Figure collection entries:
[Begin]

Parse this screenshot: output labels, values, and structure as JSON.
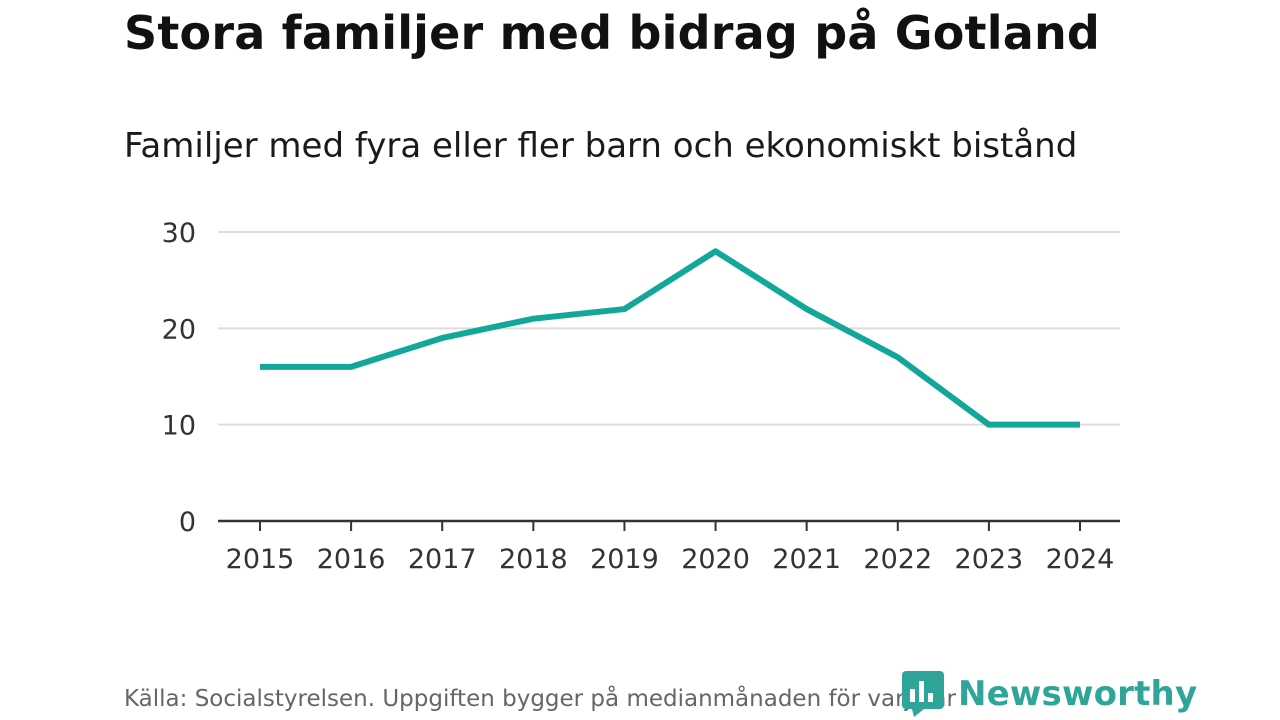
{
  "header": {
    "title": "Stora familjer med bidrag på Gotland",
    "subtitle": "Familjer med fyra eller fler barn och ekonomiskt bistånd"
  },
  "chart_data": {
    "type": "line",
    "title": "Familjer med fyra eller fler barn och ekonomiskt bistånd",
    "xlabel": "",
    "ylabel": "",
    "categories": [
      "2015",
      "2016",
      "2017",
      "2018",
      "2019",
      "2020",
      "2021",
      "2022",
      "2023",
      "2024"
    ],
    "series": [
      {
        "name": "Familjer",
        "values": [
          16,
          16,
          19,
          21,
          22,
          28,
          22,
          17,
          10,
          10
        ]
      }
    ],
    "ylim": [
      0,
      30
    ],
    "yticks": [
      0,
      10,
      20,
      30
    ],
    "grid": true,
    "line_color": "#13a79a"
  },
  "footer": {
    "source": "Källa: Socialstyrelsen. Uppgiften bygger på medianmånaden för varje år",
    "brand": "Newsworthy",
    "brand_color": "#2fa59a"
  }
}
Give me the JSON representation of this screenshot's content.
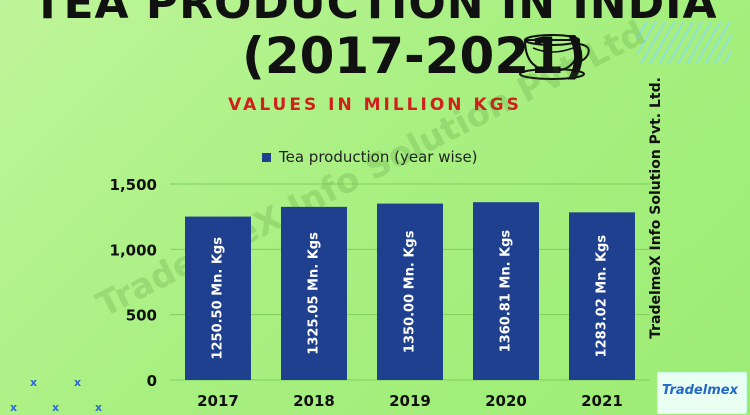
{
  "header": {
    "title_line1": "TEA PRODUCTION IN INDIA",
    "title_line2": "(2017-2021)",
    "subtitle": "VALUES IN MILLION KGS"
  },
  "branding": {
    "side_text": "TradelmeX Info Solution Pvt. Ltd.",
    "logo_text": "Tradelmex",
    "watermark": "TradelmeX Info Solution Pvt Ltd"
  },
  "decor": {
    "marks": [
      "x",
      "x",
      "x",
      "x",
      "x",
      "x"
    ]
  },
  "colors": {
    "bar": "#1f3f8f",
    "title": "#111111",
    "subtitle": "#d0201c",
    "background": "#a9f082"
  },
  "chart_data": {
    "type": "bar",
    "legend": "Tea production (year wise)",
    "legend_position": "top",
    "categories": [
      "2017",
      "2018",
      "2019",
      "2020",
      "2021"
    ],
    "series": [
      {
        "name": "Tea production (year wise)",
        "values": [
          1250.5,
          1325.05,
          1350.0,
          1360.81,
          1283.02
        ]
      }
    ],
    "data_labels": [
      "1250.50 Mn. Kgs",
      "1325.05 Mn. Kgs",
      "1350.00 Mn. Kgs",
      "1360.81 Mn. Kgs",
      "1283.02 Mn. Kgs"
    ],
    "yticks": [
      "0",
      "500",
      "1,000",
      "1,500"
    ],
    "ytick_values": [
      0,
      500,
      1000,
      1500
    ],
    "ylim": [
      0,
      1500
    ],
    "grid": true
  }
}
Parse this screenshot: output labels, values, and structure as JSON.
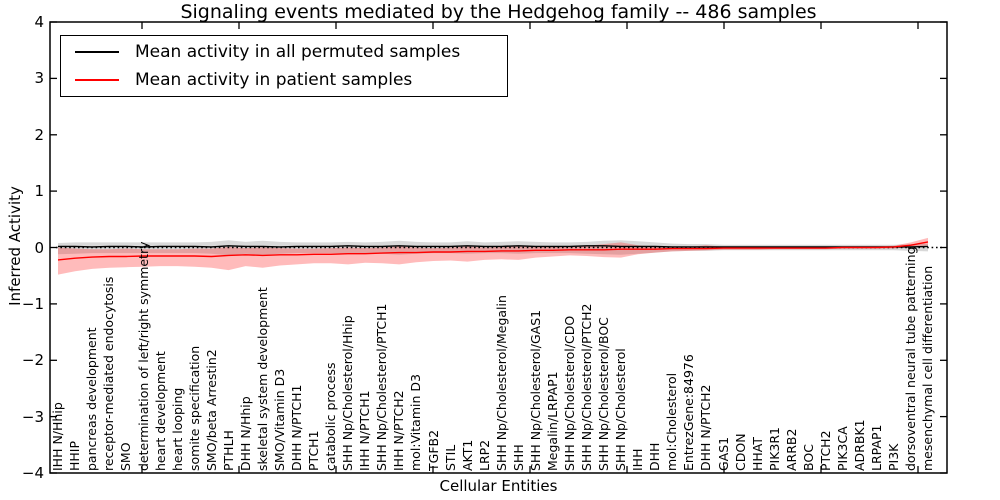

[End]

## What the task asks
Give the entries again word for word, but skip the pictures.

## Task output
Parse this screenshot: output labels, values, and structure as JSON.
{
  "header": {
    "title": "Stora familjer med bidrag på Gotland",
    "subtitle": "Familjer med fyra eller fler barn och ekonomiskt bistånd"
  },
  "chart_data": {
    "type": "line",
    "title": "Familjer med fyra eller fler barn och ekonomiskt bistånd",
    "xlabel": "",
    "ylabel": "",
    "categories": [
      "2015",
      "2016",
      "2017",
      "2018",
      "2019",
      "2020",
      "2021",
      "2022",
      "2023",
      "2024"
    ],
    "series": [
      {
        "name": "Familjer",
        "values": [
          16,
          16,
          19,
          21,
          22,
          28,
          22,
          17,
          10,
          10
        ]
      }
    ],
    "ylim": [
      0,
      30
    ],
    "yticks": [
      0,
      10,
      20,
      30
    ],
    "grid": true,
    "line_color": "#13a79a"
  },
  "footer": {
    "source": "Källa: Socialstyrelsen. Uppgiften bygger på medianmånaden för varje år",
    "brand": "Newsworthy",
    "brand_color": "#2fa59a"
  }
}
Give me the JSON representation of this screenshot's content.
{
  "header": {
    "title_line1": "TEA PRODUCTION IN INDIA",
    "title_line2": "(2017-2021)",
    "subtitle": "VALUES IN MILLION KGS"
  },
  "branding": {
    "side_text": "TradelmeX Info Solution Pvt. Ltd.",
    "logo_text": "Tradelmex",
    "watermark": "TradelmeX Info Solution Pvt Ltd"
  },
  "decor": {
    "marks": [
      "x",
      "x",
      "x",
      "x",
      "x",
      "x"
    ]
  },
  "colors": {
    "bar": "#1f3f8f",
    "title": "#111111",
    "subtitle": "#d0201c",
    "background": "#a9f082"
  },
  "chart_data": {
    "type": "bar",
    "legend": "Tea production (year wise)",
    "legend_position": "top",
    "categories": [
      "2017",
      "2018",
      "2019",
      "2020",
      "2021"
    ],
    "series": [
      {
        "name": "Tea production (year wise)",
        "values": [
          1250.5,
          1325.05,
          1350.0,
          1360.81,
          1283.02
        ]
      }
    ],
    "data_labels": [
      "1250.50 Mn. Kgs",
      "1325.05 Mn. Kgs",
      "1350.00 Mn. Kgs",
      "1360.81 Mn. Kgs",
      "1283.02 Mn. Kgs"
    ],
    "yticks": [
      "0",
      "500",
      "1,000",
      "1,500"
    ],
    "ytick_values": [
      0,
      500,
      1000,
      1500
    ],
    "ylim": [
      0,
      1500
    ],
    "grid": true
  }
}
Parse this screenshot: output labels, values, and structure as JSON.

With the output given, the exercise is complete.